- _REQUIREMENTS_:
Keep every line where the word "сторону" appears; drop the rest.

··· MATERIAL TO PROCESS ···

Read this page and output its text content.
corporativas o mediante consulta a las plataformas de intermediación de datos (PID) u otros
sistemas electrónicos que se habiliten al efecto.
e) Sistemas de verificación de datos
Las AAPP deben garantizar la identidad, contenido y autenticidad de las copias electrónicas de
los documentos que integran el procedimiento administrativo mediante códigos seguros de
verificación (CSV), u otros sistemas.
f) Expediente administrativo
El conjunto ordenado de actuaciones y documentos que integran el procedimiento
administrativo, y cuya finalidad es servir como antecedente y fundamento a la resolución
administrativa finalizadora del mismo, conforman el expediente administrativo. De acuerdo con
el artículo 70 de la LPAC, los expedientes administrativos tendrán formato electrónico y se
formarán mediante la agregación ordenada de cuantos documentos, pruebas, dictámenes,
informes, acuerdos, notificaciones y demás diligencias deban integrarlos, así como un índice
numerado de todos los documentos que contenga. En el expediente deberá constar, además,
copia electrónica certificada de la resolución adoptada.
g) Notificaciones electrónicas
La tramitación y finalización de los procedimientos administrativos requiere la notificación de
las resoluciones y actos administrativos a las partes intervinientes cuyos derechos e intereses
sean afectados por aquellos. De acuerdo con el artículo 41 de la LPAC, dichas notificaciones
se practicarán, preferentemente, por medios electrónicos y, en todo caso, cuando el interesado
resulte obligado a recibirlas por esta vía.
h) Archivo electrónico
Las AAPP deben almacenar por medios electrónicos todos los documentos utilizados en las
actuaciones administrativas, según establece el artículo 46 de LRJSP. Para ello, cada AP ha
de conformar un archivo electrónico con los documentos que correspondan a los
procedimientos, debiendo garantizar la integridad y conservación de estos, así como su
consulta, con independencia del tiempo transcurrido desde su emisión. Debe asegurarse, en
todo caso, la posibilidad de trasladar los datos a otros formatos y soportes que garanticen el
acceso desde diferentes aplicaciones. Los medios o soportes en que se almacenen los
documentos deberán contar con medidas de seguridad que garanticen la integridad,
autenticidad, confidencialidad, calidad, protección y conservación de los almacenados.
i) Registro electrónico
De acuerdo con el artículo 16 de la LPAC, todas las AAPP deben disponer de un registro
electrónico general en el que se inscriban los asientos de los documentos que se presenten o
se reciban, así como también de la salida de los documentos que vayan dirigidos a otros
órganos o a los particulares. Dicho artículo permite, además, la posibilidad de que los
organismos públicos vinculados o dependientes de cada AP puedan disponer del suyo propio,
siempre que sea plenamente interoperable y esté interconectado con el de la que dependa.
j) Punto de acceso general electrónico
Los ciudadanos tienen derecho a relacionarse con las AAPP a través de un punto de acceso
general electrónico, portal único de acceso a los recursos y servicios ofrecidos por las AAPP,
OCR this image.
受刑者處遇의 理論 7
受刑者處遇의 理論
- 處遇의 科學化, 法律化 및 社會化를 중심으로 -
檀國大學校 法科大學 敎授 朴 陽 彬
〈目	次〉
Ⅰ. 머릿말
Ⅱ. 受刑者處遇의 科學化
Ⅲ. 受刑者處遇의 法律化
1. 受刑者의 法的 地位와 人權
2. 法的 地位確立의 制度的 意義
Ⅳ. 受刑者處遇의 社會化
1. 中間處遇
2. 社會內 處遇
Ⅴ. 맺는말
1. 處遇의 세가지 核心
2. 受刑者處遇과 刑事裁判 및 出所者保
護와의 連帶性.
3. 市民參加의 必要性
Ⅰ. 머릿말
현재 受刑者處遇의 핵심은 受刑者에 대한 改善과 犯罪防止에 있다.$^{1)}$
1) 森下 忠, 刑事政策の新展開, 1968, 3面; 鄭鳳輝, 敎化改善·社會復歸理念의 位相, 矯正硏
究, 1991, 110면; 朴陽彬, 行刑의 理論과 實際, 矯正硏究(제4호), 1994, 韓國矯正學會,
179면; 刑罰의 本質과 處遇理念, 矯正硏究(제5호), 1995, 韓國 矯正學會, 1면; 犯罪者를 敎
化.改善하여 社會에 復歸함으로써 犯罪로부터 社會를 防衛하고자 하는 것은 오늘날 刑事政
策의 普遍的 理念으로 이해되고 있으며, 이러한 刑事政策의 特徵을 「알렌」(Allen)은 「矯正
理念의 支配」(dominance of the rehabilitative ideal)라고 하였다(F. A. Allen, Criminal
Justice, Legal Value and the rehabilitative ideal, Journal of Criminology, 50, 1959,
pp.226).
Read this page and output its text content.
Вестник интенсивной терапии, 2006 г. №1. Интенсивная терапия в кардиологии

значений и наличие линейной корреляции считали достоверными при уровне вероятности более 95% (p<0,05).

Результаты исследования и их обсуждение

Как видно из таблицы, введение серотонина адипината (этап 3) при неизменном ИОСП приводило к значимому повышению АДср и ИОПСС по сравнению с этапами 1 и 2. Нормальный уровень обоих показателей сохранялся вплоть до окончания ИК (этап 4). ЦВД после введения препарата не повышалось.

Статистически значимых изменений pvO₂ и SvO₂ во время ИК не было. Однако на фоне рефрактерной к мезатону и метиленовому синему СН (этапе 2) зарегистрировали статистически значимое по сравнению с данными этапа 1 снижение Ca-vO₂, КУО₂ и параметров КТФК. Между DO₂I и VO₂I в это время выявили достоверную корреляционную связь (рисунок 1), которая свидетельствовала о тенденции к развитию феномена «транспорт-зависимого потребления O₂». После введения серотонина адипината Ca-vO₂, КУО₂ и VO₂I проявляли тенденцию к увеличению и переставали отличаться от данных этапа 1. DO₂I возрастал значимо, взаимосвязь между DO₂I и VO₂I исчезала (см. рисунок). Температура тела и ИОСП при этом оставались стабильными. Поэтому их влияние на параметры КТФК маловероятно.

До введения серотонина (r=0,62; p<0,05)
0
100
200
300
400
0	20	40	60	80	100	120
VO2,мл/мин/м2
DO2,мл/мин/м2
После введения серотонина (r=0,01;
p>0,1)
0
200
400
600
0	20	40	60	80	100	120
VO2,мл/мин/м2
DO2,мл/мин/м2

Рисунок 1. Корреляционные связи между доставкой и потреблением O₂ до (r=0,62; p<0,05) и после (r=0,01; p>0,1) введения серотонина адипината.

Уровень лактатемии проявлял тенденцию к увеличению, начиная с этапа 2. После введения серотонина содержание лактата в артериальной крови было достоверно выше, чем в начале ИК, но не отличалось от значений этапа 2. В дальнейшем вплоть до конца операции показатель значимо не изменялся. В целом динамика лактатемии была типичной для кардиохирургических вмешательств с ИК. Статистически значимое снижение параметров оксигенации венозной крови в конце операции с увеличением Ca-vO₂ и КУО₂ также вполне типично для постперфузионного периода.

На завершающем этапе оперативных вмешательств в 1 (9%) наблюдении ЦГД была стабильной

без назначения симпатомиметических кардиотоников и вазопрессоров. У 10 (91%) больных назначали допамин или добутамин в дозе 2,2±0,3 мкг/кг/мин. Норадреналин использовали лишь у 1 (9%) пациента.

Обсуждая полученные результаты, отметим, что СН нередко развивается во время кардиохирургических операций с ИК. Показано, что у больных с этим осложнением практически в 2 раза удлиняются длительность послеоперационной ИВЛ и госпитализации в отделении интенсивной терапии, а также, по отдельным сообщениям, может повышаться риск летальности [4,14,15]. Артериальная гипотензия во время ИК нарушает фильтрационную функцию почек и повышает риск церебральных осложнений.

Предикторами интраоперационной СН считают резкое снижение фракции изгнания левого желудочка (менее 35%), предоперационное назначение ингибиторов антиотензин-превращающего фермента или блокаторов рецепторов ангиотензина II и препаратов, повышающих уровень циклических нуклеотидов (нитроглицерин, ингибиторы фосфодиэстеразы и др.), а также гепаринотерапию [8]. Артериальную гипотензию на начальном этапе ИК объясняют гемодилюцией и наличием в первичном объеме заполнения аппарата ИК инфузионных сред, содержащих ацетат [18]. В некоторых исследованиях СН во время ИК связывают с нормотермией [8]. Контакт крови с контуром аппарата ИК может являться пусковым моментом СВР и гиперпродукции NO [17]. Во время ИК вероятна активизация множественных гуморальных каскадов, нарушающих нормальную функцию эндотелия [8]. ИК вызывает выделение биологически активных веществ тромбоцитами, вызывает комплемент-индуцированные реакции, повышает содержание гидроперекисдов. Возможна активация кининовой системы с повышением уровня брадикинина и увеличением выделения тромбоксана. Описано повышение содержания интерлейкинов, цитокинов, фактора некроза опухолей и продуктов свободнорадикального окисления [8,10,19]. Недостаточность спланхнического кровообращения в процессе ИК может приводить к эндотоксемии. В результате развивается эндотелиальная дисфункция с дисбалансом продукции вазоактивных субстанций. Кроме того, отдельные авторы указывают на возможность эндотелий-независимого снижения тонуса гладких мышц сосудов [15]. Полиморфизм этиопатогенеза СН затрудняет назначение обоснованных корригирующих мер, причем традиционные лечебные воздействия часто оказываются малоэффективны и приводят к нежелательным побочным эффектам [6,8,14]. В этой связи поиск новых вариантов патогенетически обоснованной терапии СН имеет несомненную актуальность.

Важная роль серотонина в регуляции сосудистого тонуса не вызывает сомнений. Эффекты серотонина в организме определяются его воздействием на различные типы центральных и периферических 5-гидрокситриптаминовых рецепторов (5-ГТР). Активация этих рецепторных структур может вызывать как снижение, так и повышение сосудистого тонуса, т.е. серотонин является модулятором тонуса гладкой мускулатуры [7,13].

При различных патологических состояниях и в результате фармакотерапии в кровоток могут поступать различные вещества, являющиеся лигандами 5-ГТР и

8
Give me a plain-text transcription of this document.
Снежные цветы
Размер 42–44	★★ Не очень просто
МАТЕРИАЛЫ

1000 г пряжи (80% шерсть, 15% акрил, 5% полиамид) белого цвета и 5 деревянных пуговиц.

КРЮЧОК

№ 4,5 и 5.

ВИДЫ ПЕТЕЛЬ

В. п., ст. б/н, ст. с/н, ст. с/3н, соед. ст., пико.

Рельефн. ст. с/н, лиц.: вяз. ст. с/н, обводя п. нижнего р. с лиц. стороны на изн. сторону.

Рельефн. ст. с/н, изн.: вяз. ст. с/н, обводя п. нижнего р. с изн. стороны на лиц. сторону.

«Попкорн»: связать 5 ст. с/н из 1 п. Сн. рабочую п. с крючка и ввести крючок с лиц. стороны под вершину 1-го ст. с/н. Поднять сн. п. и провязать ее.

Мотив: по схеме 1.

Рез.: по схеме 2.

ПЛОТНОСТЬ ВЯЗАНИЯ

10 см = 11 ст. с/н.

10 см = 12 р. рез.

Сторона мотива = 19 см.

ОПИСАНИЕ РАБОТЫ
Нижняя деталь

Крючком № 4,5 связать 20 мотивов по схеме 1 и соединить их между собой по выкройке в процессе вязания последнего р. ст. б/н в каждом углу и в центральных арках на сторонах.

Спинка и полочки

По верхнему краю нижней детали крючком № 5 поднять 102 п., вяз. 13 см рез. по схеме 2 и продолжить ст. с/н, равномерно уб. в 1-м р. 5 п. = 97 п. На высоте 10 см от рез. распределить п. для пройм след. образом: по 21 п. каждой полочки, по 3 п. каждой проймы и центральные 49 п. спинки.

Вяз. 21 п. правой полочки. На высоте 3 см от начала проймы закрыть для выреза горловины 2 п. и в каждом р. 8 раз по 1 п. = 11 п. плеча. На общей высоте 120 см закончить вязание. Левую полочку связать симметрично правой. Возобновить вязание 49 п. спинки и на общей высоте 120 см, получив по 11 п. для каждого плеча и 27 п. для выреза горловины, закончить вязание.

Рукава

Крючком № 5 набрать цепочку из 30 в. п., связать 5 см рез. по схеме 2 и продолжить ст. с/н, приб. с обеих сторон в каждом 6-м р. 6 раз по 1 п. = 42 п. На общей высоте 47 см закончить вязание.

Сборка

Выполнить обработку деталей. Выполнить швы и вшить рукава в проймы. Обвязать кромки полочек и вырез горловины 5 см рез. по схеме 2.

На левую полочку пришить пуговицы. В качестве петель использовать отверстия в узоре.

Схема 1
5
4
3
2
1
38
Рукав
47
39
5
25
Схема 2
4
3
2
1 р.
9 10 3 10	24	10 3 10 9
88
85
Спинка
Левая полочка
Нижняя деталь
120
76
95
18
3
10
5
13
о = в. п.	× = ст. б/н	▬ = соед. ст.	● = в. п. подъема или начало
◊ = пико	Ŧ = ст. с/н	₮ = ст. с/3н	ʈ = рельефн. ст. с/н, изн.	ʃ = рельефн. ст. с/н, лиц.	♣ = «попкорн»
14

···

- _EXERCISE RESULT_:
Рельефн. ст. с/н, лиц.: вяз. ст. с/н, обводя п. нижнего р. с лиц. стороны на изн. сторону.
Рельефн. ст. с/н, изн.: вяз. ст. с/н, обводя п. нижнего р. с изн. стороны на лиц. сторону.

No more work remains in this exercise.